[Problem description] Skip the pictures and repeat each line of the data exactly.

[Excerpted data]
______________________________

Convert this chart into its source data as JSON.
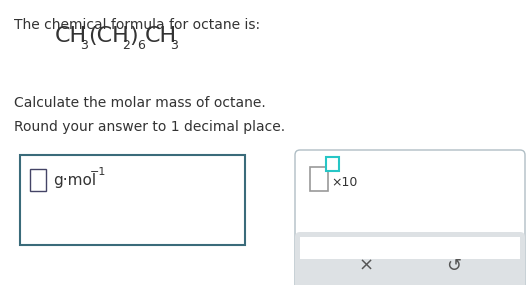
{
  "bg_color": "#ffffff",
  "text_color": "#333333",
  "gray_text": "#555555",
  "line1": "The chemical formula for octane is:",
  "calc_line": "Calculate the molar mass of octane.",
  "round_line": "Round your answer to 1 decimal place.",
  "units_mid": "g·mol",
  "units_exp": "−1",
  "box_border": "#3a6b7a",
  "panel_border": "#b0bec5",
  "teal_fill": "#26c6c6",
  "gray_area": "#dde1e4",
  "x_symbol": "×",
  "undo_symbol": "↺",
  "figw": 5.28,
  "figh": 2.85,
  "dpi": 100
}
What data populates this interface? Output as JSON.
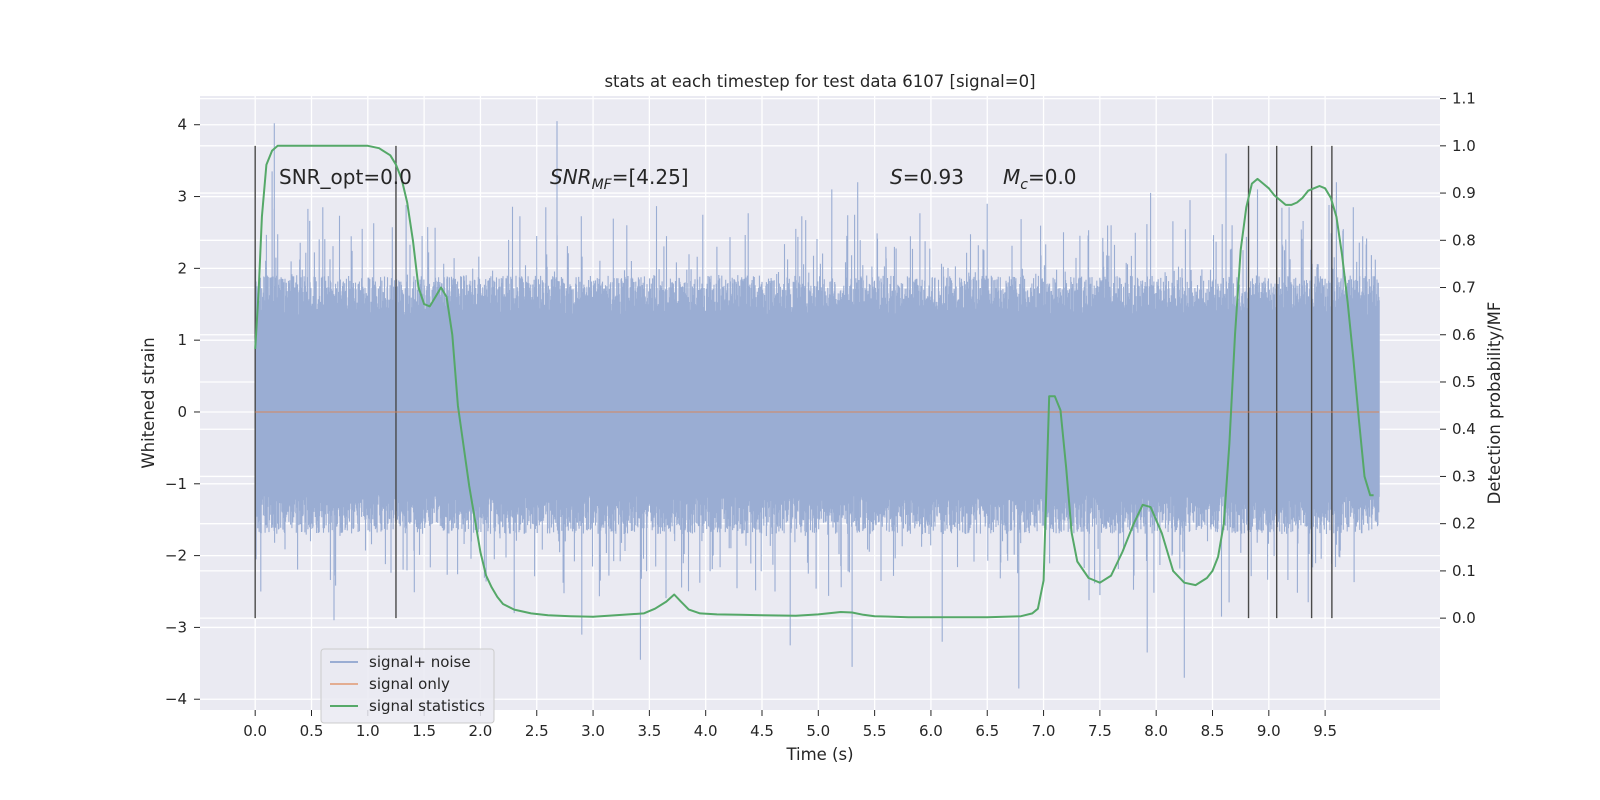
{
  "chart_data": {
    "type": "line",
    "title": "stats at each timestep for test data 6107 [signal=0]",
    "xlabel": "Time (s)",
    "ylabel_left": "Whitened strain",
    "ylabel_right": "Detection probability/MF",
    "xlim": [
      -0.49,
      10.52
    ],
    "ylim_left": [
      -4.15,
      4.4
    ],
    "ylim_right": [
      -0.1945,
      1.1055
    ],
    "x_ticks": [
      "0.0",
      "0.5",
      "1.0",
      "1.5",
      "2.0",
      "2.5",
      "3.0",
      "3.5",
      "4.0",
      "4.5",
      "5.0",
      "5.5",
      "6.0",
      "6.5",
      "7.0",
      "7.5",
      "8.0",
      "8.5",
      "9.0",
      "9.5"
    ],
    "y_ticks_left": [
      "4",
      "3",
      "2",
      "1",
      "0",
      "−1",
      "−2",
      "−3",
      "−4"
    ],
    "y_ticks_right": [
      "1.1",
      "1.0",
      "0.9",
      "0.8",
      "0.7",
      "0.6",
      "0.5",
      "0.4",
      "0.3",
      "0.2",
      "0.1",
      "0.0"
    ],
    "grid": true,
    "legend_position": "lower-left",
    "annotations": {
      "snr_opt": "SNR_opt=0.0",
      "snr_mf_main": "SNR",
      "snr_mf_sub": "MF",
      "snr_mf_value": "=[4.25]",
      "s_label": "S",
      "s_value": "=0.93",
      "mc_main": "M",
      "mc_sub": "c",
      "mc_value": "=0.0"
    },
    "vertical_markers": [
      0.0,
      1.25,
      8.82,
      9.07,
      9.38,
      9.56
    ],
    "series": [
      {
        "name": "signal+ noise",
        "color": "#9aadd3",
        "style": "dense-noise",
        "x_range": [
          0.0,
          9.98
        ],
        "core_band": [
          -1.15,
          1.35
        ],
        "positive_peaks": [
          [
            0.15,
            3.35
          ],
          [
            0.17,
            4.02
          ],
          [
            0.6,
            2.85
          ],
          [
            0.95,
            2.55
          ],
          [
            2.5,
            2.45
          ],
          [
            2.68,
            4.05
          ],
          [
            3.3,
            2.6
          ],
          [
            4.1,
            2.3
          ],
          [
            4.8,
            2.55
          ],
          [
            5.12,
            3.1
          ],
          [
            5.35,
            3.2
          ],
          [
            5.6,
            2.3
          ],
          [
            6.5,
            2.9
          ],
          [
            7.6,
            2.6
          ],
          [
            7.95,
            3.05
          ],
          [
            8.3,
            2.95
          ],
          [
            8.62,
            3.6
          ],
          [
            8.9,
            3.1
          ],
          [
            9.18,
            2.85
          ],
          [
            9.6,
            3.2
          ],
          [
            9.75,
            2.85
          ]
        ],
        "negative_peaks": [
          [
            0.05,
            -2.5
          ],
          [
            0.7,
            -2.9
          ],
          [
            2.3,
            -2.8
          ],
          [
            2.9,
            -3.1
          ],
          [
            3.42,
            -3.45
          ],
          [
            4.75,
            -3.25
          ],
          [
            5.3,
            -3.55
          ],
          [
            6.1,
            -3.2
          ],
          [
            6.78,
            -3.85
          ],
          [
            7.5,
            -2.55
          ],
          [
            7.92,
            -3.35
          ],
          [
            8.25,
            -3.7
          ],
          [
            8.58,
            -2.85
          ],
          [
            9.35,
            -2.65
          ]
        ]
      },
      {
        "name": "signal only",
        "color": "#dd8452",
        "x": [
          0.0,
          9.98
        ],
        "y": [
          0.0,
          0.0
        ]
      },
      {
        "name": "signal statistics",
        "color": "#55a868",
        "x": [
          0.0,
          0.03,
          0.06,
          0.1,
          0.15,
          0.2,
          0.3,
          0.5,
          0.8,
          1.0,
          1.1,
          1.2,
          1.25,
          1.3,
          1.35,
          1.4,
          1.45,
          1.5,
          1.55,
          1.6,
          1.65,
          1.7,
          1.75,
          1.8,
          1.9,
          2.0,
          2.05,
          2.1,
          2.15,
          2.2,
          2.3,
          2.45,
          2.6,
          2.8,
          3.0,
          3.2,
          3.45,
          3.55,
          3.65,
          3.72,
          3.78,
          3.85,
          3.95,
          4.1,
          4.3,
          4.5,
          4.8,
          5.0,
          5.2,
          5.3,
          5.4,
          5.5,
          5.8,
          6.0,
          6.5,
          6.8,
          6.9,
          6.95,
          7.0,
          7.05,
          7.1,
          7.15,
          7.2,
          7.25,
          7.3,
          7.4,
          7.5,
          7.6,
          7.7,
          7.8,
          7.88,
          7.95,
          8.05,
          8.15,
          8.25,
          8.35,
          8.45,
          8.5,
          8.55,
          8.6,
          8.65,
          8.7,
          8.75,
          8.8,
          8.85,
          8.9,
          8.95,
          9.0,
          9.05,
          9.1,
          9.15,
          9.2,
          9.25,
          9.3,
          9.35,
          9.4,
          9.45,
          9.5,
          9.55,
          9.6,
          9.65,
          9.7,
          9.75,
          9.8,
          9.85,
          9.9,
          9.93
        ],
        "y": [
          0.57,
          0.69,
          0.85,
          0.96,
          0.99,
          1.0,
          1.0,
          1.0,
          1.0,
          1.0,
          0.995,
          0.98,
          0.96,
          0.93,
          0.88,
          0.8,
          0.7,
          0.665,
          0.66,
          0.68,
          0.7,
          0.68,
          0.6,
          0.45,
          0.28,
          0.14,
          0.09,
          0.065,
          0.045,
          0.03,
          0.018,
          0.01,
          0.006,
          0.004,
          0.003,
          0.006,
          0.01,
          0.02,
          0.035,
          0.05,
          0.035,
          0.018,
          0.01,
          0.008,
          0.007,
          0.006,
          0.005,
          0.008,
          0.013,
          0.012,
          0.007,
          0.004,
          0.002,
          0.002,
          0.002,
          0.004,
          0.01,
          0.02,
          0.08,
          0.47,
          0.47,
          0.44,
          0.32,
          0.18,
          0.12,
          0.085,
          0.075,
          0.09,
          0.14,
          0.2,
          0.24,
          0.235,
          0.18,
          0.1,
          0.075,
          0.07,
          0.085,
          0.1,
          0.13,
          0.2,
          0.37,
          0.6,
          0.78,
          0.87,
          0.92,
          0.93,
          0.92,
          0.91,
          0.895,
          0.885,
          0.875,
          0.875,
          0.88,
          0.89,
          0.905,
          0.91,
          0.915,
          0.91,
          0.89,
          0.85,
          0.77,
          0.67,
          0.55,
          0.42,
          0.3,
          0.26,
          0.26
        ]
      }
    ]
  },
  "legend": {
    "items": [
      {
        "label": "signal+ noise",
        "color": "#9aadd3"
      },
      {
        "label": "signal only",
        "color": "#dd8452"
      },
      {
        "label": "signal statistics",
        "color": "#55a868"
      }
    ]
  }
}
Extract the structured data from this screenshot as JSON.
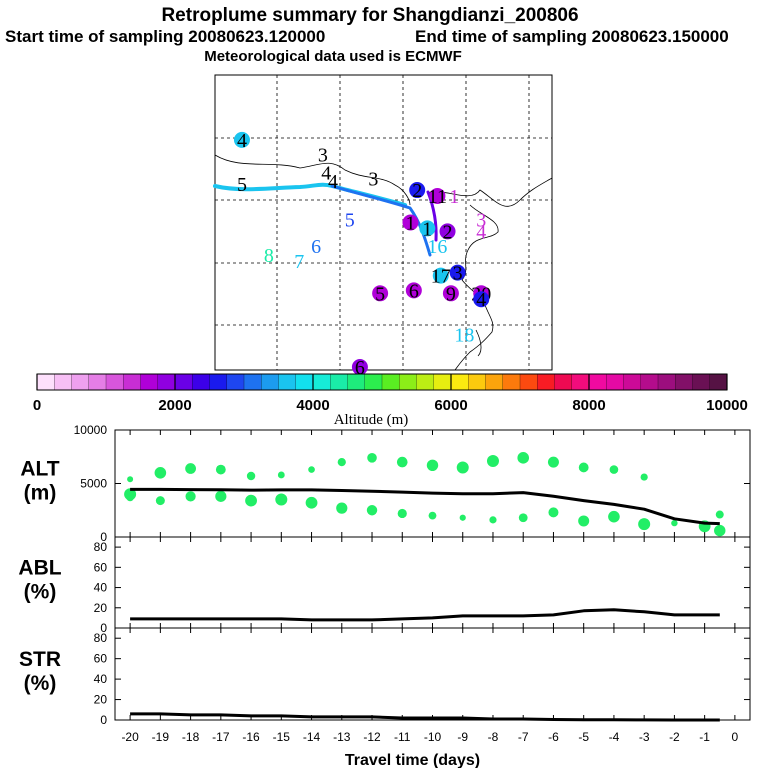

______________________________

[Task result]
Convert this chart into its source data as JSON.
{
  "bg_color": "#ffffff",
  "text_color": "#333333",
  "gray_text": "#555555",
  "line1": "The chemical formula for octane is:",
  "calc_line": "Calculate the molar mass of octane.",
  "round_line": "Round your answer to 1 decimal place.",
  "units_mid": "g·mol",
  "units_exp": "−1",
  "box_border": "#3a6b7a",
  "panel_border": "#b0bec5",
  "teal_fill": "#26c6c6",
  "gray_area": "#dde1e4",
  "x_symbol": "×",
  "undo_symbol": "↺",
  "figw": 5.28,
  "figh": 2.85,
  "dpi": 100
}
What data populates this interface? Output as JSON.
{
  "chart_data": {
    "type": "line",
    "title": "stats at each timestep for test data 6107 [signal=0]",
    "xlabel": "Time (s)",
    "ylabel_left": "Whitened strain",
    "ylabel_right": "Detection probability/MF",
    "xlim": [
      -0.49,
      10.52
    ],
    "ylim_left": [
      -4.15,
      4.4
    ],
    "ylim_right": [
      -0.1945,
      1.1055
    ],
    "x_ticks": [
      "0.0",
      "0.5",
      "1.0",
      "1.5",
      "2.0",
      "2.5",
      "3.0",
      "3.5",
      "4.0",
      "4.5",
      "5.0",
      "5.5",
      "6.0",
      "6.5",
      "7.0",
      "7.5",
      "8.0",
      "8.5",
      "9.0",
      "9.5"
    ],
    "y_ticks_left": [
      "4",
      "3",
      "2",
      "1",
      "0",
      "−1",
      "−2",
      "−3",
      "−4"
    ],
    "y_ticks_right": [
      "1.1",
      "1.0",
      "0.9",
      "0.8",
      "0.7",
      "0.6",
      "0.5",
      "0.4",
      "0.3",
      "0.2",
      "0.1",
      "0.0"
    ],
    "grid": true,
    "legend_position": "lower-left",
    "annotations": {
      "snr_opt": "SNR_opt=0.0",
      "snr_mf_main": "SNR",
      "snr_mf_sub": "MF",
      "snr_mf_value": "=[4.25]",
      "s_label": "S",
      "s_value": "=0.93",
      "mc_main": "M",
      "mc_sub": "c",
      "mc_value": "=0.0"
    },
    "vertical_markers": [
      0.0,
      1.25,
      8.82,
      9.07,
      9.38,
      9.56
    ],
    "series": [
      {
        "name": "signal+ noise",
        "color": "#9aadd3",
        "style": "dense-noise",
        "x_range": [
          0.0,
          9.98
        ],
        "core_band": [
          -1.15,
          1.35
        ],
        "positive_peaks": [
          [
            0.15,
            3.35
          ],
          [
            0.17,
            4.02
          ],
          [
            0.6,
            2.85
          ],
          [
            0.95,
            2.55
          ],
          [
            2.5,
            2.45
          ],
          [
            2.68,
            4.05
          ],
          [
            3.3,
            2.6
          ],
          [
            4.1,
            2.3
          ],
          [
            4.8,
            2.55
          ],
          [
            5.12,
            3.1
          ],
          [
            5.35,
            3.2
          ],
          [
            5.6,
            2.3
          ],
          [
            6.5,
            2.9
          ],
          [
            7.6,
            2.6
          ],
          [
            7.95,
            3.05
          ],
          [
            8.3,
            2.95
          ],
          [
            8.62,
            3.6
          ],
          [
            8.9,
            3.1
          ],
          [
            9.18,
            2.85
          ],
          [
            9.6,
            3.2
          ],
          [
            9.75,
            2.85
          ]
        ],
        "negative_peaks": [
          [
            0.05,
            -2.5
          ],
          [
            0.7,
            -2.9
          ],
          [
            2.3,
            -2.8
          ],
          [
            2.9,
            -3.1
          ],
          [
            3.42,
            -3.45
          ],
          [
            4.75,
            -3.25
          ],
          [
            5.3,
            -3.55
          ],
          [
            6.1,
            -3.2
          ],
          [
            6.78,
            -3.85
          ],
          [
            7.5,
            -2.55
          ],
          [
            7.92,
            -3.35
          ],
          [
            8.25,
            -3.7
          ],
          [
            8.58,
            -2.85
          ],
          [
            9.35,
            -2.65
          ]
        ]
      },
      {
        "name": "signal only",
        "color": "#dd8452",
        "x": [
          0.0,
          9.98
        ],
        "y": [
          0.0,
          0.0
        ]
      },
      {
        "name": "signal statistics",
        "color": "#55a868",
        "x": [
          0.0,
          0.03,
          0.06,
          0.1,
          0.15,
          0.2,
          0.3,
          0.5,
          0.8,
          1.0,
          1.1,
          1.2,
          1.25,
          1.3,
          1.35,
          1.4,
          1.45,
          1.5,
          1.55,
          1.6,
          1.65,
          1.7,
          1.75,
          1.8,
          1.9,
          2.0,
          2.05,
          2.1,
          2.15,
          2.2,
          2.3,
          2.45,
          2.6,
          2.8,
          3.0,
          3.2,
          3.45,
          3.55,
          3.65,
          3.72,
          3.78,
          3.85,
          3.95,
          4.1,
          4.3,
          4.5,
          4.8,
          5.0,
          5.2,
          5.3,
          5.4,
          5.5,
          5.8,
          6.0,
          6.5,
          6.8,
          6.9,
          6.95,
          7.0,
          7.05,
          7.1,
          7.15,
          7.2,
          7.25,
          7.3,
          7.4,
          7.5,
          7.6,
          7.7,
          7.8,
          7.88,
          7.95,
          8.05,
          8.15,
          8.25,
          8.35,
          8.45,
          8.5,
          8.55,
          8.6,
          8.65,
          8.7,
          8.75,
          8.8,
          8.85,
          8.9,
          8.95,
          9.0,
          9.05,
          9.1,
          9.15,
          9.2,
          9.25,
          9.3,
          9.35,
          9.4,
          9.45,
          9.5,
          9.55,
          9.6,
          9.65,
          9.7,
          9.75,
          9.8,
          9.85,
          9.9,
          9.93
        ],
        "y": [
          0.57,
          0.69,
          0.85,
          0.96,
          0.99,
          1.0,
          1.0,
          1.0,
          1.0,
          1.0,
          0.995,
          0.98,
          0.96,
          0.93,
          0.88,
          0.8,
          0.7,
          0.665,
          0.66,
          0.68,
          0.7,
          0.68,
          0.6,
          0.45,
          0.28,
          0.14,
          0.09,
          0.065,
          0.045,
          0.03,
          0.018,
          0.01,
          0.006,
          0.004,
          0.003,
          0.006,
          0.01,
          0.02,
          0.035,
          0.05,
          0.035,
          0.018,
          0.01,
          0.008,
          0.007,
          0.006,
          0.005,
          0.008,
          0.013,
          0.012,
          0.007,
          0.004,
          0.002,
          0.002,
          0.002,
          0.004,
          0.01,
          0.02,
          0.08,
          0.47,
          0.47,
          0.44,
          0.32,
          0.18,
          0.12,
          0.085,
          0.075,
          0.09,
          0.14,
          0.2,
          0.24,
          0.235,
          0.18,
          0.1,
          0.075,
          0.07,
          0.085,
          0.1,
          0.13,
          0.2,
          0.37,
          0.6,
          0.78,
          0.87,
          0.92,
          0.93,
          0.92,
          0.91,
          0.895,
          0.885,
          0.875,
          0.875,
          0.88,
          0.89,
          0.905,
          0.91,
          0.915,
          0.91,
          0.89,
          0.85,
          0.77,
          0.67,
          0.55,
          0.42,
          0.3,
          0.26,
          0.26
        ]
      }
    ]
  },
  "legend": {
    "items": [
      {
        "label": "signal+ noise",
        "color": "#9aadd3"
      },
      {
        "label": "signal only",
        "color": "#dd8452"
      },
      {
        "label": "signal statistics",
        "color": "#55a868"
      }
    ]
  }
}
Extract the structured data from this screenshot as JSON.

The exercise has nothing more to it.